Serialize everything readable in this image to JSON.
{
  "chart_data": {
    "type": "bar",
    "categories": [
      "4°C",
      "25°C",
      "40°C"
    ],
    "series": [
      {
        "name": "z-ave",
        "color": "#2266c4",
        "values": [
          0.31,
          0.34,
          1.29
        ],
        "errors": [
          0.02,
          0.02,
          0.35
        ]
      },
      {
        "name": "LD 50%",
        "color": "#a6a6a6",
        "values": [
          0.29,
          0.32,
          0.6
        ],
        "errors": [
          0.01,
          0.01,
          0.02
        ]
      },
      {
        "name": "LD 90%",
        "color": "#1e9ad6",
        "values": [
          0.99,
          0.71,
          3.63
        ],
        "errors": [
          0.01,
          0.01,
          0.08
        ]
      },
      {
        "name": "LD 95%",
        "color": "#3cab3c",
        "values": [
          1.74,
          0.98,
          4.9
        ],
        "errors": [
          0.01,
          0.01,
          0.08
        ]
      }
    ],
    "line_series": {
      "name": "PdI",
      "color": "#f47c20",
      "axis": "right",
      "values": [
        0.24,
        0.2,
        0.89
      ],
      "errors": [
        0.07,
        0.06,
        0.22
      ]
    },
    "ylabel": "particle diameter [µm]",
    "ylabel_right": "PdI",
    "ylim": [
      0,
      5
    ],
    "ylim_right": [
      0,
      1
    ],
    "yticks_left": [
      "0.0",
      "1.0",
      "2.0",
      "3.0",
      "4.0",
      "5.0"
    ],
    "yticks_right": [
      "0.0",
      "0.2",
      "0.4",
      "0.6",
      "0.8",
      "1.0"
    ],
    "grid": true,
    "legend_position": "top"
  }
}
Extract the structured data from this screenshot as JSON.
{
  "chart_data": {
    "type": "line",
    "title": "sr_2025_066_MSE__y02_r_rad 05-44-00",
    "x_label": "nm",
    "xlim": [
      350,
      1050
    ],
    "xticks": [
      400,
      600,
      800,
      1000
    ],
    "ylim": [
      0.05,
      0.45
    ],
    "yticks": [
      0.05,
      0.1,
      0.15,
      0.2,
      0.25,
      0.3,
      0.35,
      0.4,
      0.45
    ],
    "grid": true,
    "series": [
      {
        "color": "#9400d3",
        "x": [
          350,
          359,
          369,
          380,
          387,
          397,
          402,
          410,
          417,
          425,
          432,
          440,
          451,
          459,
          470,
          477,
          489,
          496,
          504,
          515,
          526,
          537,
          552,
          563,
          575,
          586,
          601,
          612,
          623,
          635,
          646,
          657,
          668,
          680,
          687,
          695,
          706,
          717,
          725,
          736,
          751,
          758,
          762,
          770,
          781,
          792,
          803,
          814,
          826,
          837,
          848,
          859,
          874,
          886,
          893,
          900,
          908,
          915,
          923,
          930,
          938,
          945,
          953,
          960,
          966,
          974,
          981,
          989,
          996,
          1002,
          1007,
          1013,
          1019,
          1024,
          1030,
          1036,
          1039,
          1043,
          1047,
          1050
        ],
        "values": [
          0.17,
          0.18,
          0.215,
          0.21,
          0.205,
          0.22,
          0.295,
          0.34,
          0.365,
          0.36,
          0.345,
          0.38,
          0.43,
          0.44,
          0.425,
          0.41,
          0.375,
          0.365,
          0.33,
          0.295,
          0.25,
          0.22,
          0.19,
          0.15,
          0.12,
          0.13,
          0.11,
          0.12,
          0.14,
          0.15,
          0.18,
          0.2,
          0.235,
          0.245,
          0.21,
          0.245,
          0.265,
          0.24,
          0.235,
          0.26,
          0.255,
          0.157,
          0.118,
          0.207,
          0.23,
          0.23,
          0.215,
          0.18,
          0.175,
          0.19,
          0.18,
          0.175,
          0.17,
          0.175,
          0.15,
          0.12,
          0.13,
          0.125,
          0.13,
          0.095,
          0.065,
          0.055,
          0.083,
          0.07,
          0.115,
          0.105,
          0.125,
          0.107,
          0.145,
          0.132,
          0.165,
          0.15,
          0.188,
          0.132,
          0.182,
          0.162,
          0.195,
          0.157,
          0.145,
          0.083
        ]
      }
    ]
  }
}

□ □ □ □ □ □ □

*Work to do:*
All entries must be repeated verbatim.

*Complete output:*
Serialize everything readable in this image to JSON.
{
  "chart_data": {
    "type": "bar",
    "categories": [
      "4°C",
      "25°C",
      "40°C"
    ],
    "series": [
      {
        "name": "z-ave",
        "color": "#2266c4",
        "values": [
          0.31,
          0.34,
          1.29
        ],
        "errors": [
          0.02,
          0.02,
          0.35
        ]
      },
      {
        "name": "LD 50%",
        "color": "#a6a6a6",
        "values": [
          0.29,
          0.32,
          0.6
        ],
        "errors": [
          0.01,
          0.01,
          0.02
        ]
      },
      {
        "name": "LD 90%",
        "color": "#1e9ad6",
        "values": [
          0.99,
          0.71,
          3.63
        ],
        "errors": [
          0.01,
          0.01,
          0.08
        ]
      },
      {
        "name": "LD 95%",
        "color": "#3cab3c",
        "values": [
          1.74,
          0.98,
          4.9
        ],
        "errors": [
          0.01,
          0.01,
          0.08
        ]
      }
    ],
    "line_series": {
      "name": "PdI",
      "color": "#f47c20",
      "axis": "right",
      "values": [
        0.24,
        0.2,
        0.89
      ],
      "errors": [
        0.07,
        0.06,
        0.22
      ]
    },
    "ylabel": "particle diameter [µm]",
    "ylabel_right": "PdI",
    "ylim": [
      0,
      5
    ],
    "ylim_right": [
      0,
      1
    ],
    "yticks_left": [
      "0.0",
      "1.0",
      "2.0",
      "3.0",
      "4.0",
      "5.0"
    ],
    "yticks_right": [
      "0.0",
      "0.2",
      "0.4",
      "0.6",
      "0.8",
      "1.0"
    ],
    "grid": true,
    "legend_position": "top"
  }
}
Extract the structured data from this screenshot as JSON.
{
  "chart_data": {
    "type": "line",
    "title": "sr_2025_066_MSE__y02_r_rad 05-44-00",
    "x_label": "nm",
    "xlim": [
      350,
      1050
    ],
    "xticks": [
      400,
      600,
      800,
      1000
    ],
    "ylim": [
      0.05,
      0.45
    ],
    "yticks": [
      0.05,
      0.1,
      0.15,
      0.2,
      0.25,
      0.3,
      0.35,
      0.4,
      0.45
    ],
    "grid": true,
    "series": [
      {
        "color": "#9400d3",
        "x": [
          350,
          359,
          369,
          380,
          387,
          397,
          402,
          410,
          417,
          425,
          432,
          440,
          451,
          459,
          470,
          477,
          489,
          496,
          504,
          515,
          526,
          537,
          552,
          563,
          575,
          586,
          601,
          612,
          623,
          635,
          646,
          657,
          668,
          680,
          687,
          695,
          706,
          717,
          725,
          736,
          751,
          758,
          762,
          770,
          781,
          792,
          803,
          814,
          826,
          837,
          848,
          859,
          874,
          886,
          893,
          900,
          908,
          915,
          923,
          930,
          938,
          945,
          953,
          960,
          966,
          974,
          981,
          989,
          996,
          1002,
          1007,
          1013,
          1019,
          1024,
          1030,
          1036,
          1039,
          1043,
          1047,
          1050
        ],
        "values": [
          0.17,
          0.18,
          0.215,
          0.21,
          0.205,
          0.22,
          0.295,
          0.34,
          0.365,
          0.36,
          0.345,
          0.38,
          0.43,
          0.44,
          0.425,
          0.41,
          0.375,
          0.365,
          0.33,
          0.295,
          0.25,
          0.22,
          0.19,
          0.15,
          0.12,
          0.13,
          0.11,
          0.12,
          0.14,
          0.15,
          0.18,
          0.2,
          0.235,
          0.245,
          0.21,
          0.245,
          0.265,
          0.24,
          0.235,
          0.26,
          0.255,
          0.157,
          0.118,
          0.207,
          0.23,
          0.23,
          0.215,
          0.18,
          0.175,
          0.19,
          0.18,
          0.175,
          0.17,
          0.175,
          0.15,
          0.12,
          0.13,
          0.125,
          0.13,
          0.095,
          0.065,
          0.055,
          0.083,
          0.07,
          0.115,
          0.105,
          0.125,
          0.107,
          0.145,
          0.132,
          0.165,
          0.15,
          0.188,
          0.132,
          0.182,
          0.162,
          0.195,
          0.157,
          0.145,
          0.083
        ]
      }
    ]
  }
}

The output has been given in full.